Recorded information:

-- Begin --

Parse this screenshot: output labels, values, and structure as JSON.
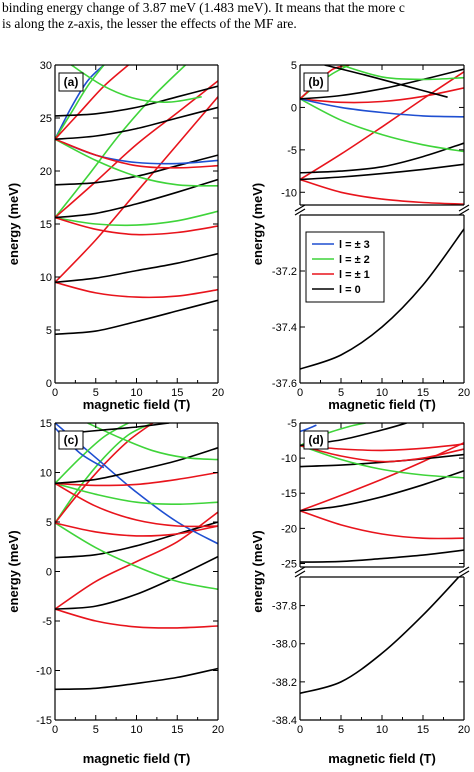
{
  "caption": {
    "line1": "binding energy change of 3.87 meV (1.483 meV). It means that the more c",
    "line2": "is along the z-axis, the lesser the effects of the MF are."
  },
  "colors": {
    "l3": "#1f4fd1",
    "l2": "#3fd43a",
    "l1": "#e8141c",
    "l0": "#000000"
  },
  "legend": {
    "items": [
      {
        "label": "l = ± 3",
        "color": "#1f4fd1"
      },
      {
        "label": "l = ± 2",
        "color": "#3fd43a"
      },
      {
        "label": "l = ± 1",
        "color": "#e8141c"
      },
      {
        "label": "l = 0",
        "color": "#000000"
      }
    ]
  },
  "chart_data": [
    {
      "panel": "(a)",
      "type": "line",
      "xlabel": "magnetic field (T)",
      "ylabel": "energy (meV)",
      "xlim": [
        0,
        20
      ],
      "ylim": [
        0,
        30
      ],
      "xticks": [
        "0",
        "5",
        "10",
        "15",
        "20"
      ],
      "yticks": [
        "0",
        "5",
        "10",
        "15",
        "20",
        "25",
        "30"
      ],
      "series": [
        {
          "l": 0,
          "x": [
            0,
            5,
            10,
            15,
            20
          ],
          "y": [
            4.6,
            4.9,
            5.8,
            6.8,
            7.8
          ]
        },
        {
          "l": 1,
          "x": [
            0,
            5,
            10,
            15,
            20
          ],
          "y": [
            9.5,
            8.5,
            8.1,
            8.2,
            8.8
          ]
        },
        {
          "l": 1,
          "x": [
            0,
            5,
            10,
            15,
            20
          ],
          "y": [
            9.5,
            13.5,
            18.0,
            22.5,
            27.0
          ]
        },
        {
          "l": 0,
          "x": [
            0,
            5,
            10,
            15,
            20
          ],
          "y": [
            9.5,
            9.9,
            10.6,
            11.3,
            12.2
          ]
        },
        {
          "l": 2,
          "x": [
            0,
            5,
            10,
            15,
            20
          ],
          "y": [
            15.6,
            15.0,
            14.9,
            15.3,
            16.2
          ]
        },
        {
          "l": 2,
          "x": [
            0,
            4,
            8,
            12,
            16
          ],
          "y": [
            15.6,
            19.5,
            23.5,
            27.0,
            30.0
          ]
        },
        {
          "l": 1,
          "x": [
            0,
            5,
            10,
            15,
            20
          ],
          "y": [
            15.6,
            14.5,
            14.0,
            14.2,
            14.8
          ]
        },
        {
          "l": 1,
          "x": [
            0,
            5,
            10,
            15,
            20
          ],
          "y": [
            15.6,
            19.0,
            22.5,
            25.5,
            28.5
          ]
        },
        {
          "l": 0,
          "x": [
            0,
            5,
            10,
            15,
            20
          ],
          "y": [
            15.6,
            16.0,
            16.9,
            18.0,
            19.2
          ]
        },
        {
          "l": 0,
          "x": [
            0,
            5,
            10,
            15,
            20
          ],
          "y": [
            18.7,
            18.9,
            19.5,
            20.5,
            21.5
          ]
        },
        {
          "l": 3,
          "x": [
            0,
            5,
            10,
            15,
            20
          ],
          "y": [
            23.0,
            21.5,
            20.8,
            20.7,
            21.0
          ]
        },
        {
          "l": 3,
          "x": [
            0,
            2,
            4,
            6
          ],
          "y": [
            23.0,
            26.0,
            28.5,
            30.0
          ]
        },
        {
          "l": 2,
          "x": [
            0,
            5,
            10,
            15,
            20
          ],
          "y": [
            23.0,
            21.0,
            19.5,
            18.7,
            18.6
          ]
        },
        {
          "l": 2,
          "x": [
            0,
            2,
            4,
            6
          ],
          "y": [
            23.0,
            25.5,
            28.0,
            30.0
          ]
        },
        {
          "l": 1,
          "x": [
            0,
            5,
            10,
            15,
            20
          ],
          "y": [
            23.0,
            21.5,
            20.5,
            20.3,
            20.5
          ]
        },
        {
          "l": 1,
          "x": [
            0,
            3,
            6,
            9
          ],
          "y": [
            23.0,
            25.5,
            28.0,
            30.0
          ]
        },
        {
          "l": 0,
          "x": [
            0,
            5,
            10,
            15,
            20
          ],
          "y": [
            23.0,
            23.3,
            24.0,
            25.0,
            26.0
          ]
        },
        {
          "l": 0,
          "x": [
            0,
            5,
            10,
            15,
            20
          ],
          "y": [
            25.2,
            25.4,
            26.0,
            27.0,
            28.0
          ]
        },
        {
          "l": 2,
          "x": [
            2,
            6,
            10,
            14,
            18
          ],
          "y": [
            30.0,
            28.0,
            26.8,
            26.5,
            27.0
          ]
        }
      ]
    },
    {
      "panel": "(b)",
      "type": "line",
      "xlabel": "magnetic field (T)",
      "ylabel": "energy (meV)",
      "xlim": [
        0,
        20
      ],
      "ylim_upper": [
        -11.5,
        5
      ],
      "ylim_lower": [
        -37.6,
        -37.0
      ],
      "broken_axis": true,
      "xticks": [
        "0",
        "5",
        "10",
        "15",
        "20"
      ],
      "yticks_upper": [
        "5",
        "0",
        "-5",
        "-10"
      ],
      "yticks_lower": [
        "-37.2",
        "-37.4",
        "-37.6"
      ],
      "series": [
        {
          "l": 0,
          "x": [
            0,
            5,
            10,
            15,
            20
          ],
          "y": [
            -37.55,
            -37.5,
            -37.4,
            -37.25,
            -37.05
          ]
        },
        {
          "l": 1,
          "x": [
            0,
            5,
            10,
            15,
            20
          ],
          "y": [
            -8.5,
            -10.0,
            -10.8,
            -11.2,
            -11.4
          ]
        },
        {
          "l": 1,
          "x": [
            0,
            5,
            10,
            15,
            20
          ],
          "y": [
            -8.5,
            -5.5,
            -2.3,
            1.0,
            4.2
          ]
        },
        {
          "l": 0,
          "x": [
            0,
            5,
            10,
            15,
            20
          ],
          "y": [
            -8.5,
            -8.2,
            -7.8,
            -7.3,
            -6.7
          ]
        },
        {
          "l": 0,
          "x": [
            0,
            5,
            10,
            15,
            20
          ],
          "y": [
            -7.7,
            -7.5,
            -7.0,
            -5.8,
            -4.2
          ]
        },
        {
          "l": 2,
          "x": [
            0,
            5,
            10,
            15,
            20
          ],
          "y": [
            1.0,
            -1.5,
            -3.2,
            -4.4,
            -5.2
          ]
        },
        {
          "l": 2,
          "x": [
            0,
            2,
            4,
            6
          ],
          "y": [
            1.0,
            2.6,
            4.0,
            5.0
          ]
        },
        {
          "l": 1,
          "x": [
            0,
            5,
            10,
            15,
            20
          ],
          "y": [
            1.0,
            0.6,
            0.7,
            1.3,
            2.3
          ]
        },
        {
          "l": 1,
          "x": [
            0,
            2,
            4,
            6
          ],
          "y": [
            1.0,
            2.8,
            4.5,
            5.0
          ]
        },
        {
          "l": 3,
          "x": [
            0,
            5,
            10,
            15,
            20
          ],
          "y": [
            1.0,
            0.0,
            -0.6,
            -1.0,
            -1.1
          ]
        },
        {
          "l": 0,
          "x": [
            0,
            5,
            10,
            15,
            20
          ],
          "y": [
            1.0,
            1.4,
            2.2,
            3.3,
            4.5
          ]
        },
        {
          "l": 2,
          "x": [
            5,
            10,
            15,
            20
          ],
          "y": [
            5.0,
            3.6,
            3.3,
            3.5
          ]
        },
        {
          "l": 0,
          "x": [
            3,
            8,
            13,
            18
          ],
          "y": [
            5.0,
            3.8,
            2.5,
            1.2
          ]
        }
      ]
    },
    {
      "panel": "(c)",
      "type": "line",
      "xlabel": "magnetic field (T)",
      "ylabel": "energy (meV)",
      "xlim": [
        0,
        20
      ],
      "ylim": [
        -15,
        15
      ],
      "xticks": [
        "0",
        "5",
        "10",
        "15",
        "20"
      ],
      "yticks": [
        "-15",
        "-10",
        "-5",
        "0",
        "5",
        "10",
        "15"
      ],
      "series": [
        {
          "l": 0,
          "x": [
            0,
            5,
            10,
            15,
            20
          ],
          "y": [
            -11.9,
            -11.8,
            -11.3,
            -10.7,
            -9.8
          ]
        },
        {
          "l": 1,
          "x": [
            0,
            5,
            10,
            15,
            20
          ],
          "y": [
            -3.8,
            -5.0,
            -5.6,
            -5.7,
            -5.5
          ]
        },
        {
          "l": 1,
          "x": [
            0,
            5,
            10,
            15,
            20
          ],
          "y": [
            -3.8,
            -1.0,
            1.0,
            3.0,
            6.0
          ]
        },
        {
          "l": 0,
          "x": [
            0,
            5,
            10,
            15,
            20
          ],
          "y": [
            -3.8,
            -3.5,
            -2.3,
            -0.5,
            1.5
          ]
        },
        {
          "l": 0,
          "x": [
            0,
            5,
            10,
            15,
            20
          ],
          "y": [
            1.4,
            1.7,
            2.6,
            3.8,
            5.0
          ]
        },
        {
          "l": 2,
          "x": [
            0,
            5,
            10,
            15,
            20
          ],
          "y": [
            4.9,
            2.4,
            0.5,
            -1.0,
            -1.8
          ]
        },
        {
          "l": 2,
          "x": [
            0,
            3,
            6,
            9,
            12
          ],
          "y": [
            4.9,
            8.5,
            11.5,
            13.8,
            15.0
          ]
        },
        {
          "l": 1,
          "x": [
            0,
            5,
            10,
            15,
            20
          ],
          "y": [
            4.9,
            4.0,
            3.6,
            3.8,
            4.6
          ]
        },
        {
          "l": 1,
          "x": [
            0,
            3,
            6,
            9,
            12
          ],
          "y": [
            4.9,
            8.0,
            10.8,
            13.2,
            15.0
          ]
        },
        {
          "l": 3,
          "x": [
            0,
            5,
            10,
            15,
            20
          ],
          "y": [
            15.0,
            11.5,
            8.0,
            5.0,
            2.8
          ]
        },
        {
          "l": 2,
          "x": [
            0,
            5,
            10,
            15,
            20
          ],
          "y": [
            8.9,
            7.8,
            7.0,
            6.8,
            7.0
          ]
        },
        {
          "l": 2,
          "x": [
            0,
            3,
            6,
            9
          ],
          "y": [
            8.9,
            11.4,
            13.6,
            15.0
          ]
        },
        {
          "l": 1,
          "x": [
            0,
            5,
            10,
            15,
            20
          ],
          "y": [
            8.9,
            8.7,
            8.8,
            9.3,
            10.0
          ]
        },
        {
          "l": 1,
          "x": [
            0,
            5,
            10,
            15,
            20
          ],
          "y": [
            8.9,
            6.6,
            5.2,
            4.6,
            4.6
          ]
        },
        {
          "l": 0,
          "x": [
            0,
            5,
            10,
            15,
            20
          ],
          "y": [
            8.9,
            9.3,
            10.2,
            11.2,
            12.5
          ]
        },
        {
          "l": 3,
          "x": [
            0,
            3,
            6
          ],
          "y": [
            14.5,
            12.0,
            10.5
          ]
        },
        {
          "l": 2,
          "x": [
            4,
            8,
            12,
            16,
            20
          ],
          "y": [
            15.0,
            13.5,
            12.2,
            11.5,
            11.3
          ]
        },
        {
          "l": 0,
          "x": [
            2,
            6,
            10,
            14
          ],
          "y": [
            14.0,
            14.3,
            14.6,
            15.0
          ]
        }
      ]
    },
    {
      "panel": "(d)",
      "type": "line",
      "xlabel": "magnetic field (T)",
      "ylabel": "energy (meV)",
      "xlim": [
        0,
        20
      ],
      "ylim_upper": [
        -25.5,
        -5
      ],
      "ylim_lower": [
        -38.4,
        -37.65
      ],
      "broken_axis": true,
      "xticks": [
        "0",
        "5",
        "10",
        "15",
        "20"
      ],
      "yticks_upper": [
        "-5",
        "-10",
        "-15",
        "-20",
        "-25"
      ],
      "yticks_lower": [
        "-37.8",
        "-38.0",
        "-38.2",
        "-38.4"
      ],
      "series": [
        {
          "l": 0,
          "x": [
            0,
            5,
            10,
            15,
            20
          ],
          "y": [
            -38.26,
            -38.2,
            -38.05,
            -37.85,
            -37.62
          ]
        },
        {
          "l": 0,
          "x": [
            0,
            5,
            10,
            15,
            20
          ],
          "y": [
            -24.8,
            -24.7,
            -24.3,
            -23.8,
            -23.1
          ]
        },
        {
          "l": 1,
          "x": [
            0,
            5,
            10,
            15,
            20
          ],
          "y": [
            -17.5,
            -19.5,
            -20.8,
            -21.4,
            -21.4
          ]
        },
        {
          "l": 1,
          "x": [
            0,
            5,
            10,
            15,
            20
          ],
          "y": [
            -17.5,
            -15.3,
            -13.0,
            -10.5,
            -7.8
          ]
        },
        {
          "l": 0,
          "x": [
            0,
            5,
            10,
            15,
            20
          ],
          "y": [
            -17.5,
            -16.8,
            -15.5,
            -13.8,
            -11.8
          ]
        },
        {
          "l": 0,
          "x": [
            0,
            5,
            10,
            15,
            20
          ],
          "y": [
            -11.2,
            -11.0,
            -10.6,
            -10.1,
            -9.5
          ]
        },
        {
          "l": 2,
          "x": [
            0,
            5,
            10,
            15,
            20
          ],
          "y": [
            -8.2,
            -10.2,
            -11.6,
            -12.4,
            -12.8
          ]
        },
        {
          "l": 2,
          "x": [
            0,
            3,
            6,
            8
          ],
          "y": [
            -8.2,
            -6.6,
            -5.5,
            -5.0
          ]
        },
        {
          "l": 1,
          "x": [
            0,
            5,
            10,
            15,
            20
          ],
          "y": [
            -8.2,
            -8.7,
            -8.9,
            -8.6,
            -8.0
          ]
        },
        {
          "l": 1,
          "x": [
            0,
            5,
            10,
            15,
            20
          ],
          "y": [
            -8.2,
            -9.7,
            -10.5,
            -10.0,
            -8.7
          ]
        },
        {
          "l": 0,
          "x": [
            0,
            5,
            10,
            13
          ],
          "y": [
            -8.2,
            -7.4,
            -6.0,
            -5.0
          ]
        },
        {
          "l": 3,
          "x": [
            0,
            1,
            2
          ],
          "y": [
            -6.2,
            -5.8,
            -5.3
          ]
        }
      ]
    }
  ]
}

-- End --
-- Begin --

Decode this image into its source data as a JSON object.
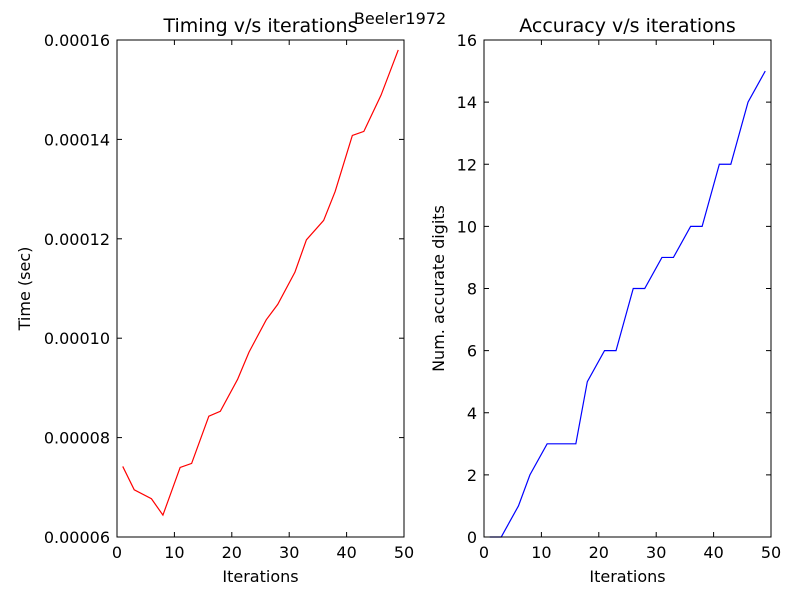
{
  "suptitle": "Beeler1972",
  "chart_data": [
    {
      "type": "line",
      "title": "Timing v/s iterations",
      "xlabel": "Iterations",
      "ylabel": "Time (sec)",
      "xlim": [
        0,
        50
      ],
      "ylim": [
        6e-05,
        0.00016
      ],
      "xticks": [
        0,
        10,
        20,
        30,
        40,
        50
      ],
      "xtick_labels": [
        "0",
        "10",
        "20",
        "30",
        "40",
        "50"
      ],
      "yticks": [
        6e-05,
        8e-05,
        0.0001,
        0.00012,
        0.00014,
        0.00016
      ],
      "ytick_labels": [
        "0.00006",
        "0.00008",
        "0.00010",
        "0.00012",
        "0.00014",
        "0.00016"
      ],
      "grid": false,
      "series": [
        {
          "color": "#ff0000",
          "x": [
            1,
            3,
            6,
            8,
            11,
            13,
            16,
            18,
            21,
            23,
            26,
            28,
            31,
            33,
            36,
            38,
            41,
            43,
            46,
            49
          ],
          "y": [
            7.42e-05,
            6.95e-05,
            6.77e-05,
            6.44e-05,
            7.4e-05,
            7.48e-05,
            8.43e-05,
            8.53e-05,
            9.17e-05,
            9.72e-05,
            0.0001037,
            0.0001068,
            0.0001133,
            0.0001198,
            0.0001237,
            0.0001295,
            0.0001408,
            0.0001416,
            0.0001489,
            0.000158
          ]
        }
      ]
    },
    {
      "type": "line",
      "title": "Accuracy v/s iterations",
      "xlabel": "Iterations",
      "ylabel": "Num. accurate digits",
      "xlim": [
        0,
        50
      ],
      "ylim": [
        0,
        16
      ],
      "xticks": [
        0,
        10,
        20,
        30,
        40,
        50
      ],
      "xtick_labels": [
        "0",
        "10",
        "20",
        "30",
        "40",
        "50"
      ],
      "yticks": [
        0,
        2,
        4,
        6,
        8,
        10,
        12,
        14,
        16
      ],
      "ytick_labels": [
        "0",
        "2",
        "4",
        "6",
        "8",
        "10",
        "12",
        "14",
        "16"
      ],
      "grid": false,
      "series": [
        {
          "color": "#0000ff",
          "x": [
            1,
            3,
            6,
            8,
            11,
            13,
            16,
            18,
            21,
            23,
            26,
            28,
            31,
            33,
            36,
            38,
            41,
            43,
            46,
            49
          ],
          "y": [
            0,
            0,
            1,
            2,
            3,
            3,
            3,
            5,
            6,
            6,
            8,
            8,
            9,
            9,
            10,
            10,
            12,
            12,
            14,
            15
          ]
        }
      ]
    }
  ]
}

-- End --
-- Begin --

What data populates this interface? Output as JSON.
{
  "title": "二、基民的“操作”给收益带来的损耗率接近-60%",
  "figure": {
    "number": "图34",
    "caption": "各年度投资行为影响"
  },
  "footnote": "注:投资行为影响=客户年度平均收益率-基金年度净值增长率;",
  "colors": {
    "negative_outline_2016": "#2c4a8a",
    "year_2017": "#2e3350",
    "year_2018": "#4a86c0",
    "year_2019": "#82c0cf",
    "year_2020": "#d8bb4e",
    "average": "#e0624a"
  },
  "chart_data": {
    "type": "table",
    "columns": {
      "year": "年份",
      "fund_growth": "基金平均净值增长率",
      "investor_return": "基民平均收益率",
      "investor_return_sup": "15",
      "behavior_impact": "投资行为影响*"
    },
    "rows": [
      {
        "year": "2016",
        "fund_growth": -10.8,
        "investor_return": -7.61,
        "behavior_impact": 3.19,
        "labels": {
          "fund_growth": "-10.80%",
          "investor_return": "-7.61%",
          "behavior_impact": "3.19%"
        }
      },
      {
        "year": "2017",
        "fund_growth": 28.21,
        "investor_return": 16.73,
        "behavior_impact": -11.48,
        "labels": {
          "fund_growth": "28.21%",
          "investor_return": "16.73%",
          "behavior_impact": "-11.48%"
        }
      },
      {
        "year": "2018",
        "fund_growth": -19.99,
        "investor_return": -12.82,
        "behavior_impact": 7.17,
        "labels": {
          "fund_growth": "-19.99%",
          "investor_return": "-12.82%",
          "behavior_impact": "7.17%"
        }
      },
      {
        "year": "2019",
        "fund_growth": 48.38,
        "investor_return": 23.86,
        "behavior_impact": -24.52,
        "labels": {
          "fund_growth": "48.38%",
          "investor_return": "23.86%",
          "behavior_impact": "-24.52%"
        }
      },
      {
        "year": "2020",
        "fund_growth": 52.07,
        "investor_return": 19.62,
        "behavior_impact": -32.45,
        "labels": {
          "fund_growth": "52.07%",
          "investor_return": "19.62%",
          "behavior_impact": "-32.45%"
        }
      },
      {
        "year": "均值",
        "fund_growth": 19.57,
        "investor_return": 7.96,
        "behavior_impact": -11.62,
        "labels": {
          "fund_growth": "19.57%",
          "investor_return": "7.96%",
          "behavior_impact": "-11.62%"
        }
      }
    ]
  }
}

-- End --

Exercise description: Find the lines containing "JSON" and pull them out.

Written solution:
Parse this screenshot: output labels, values, and structure as JSON.
Decode this image into its source data as a JSON object.
What data populates this interface? Output as JSON.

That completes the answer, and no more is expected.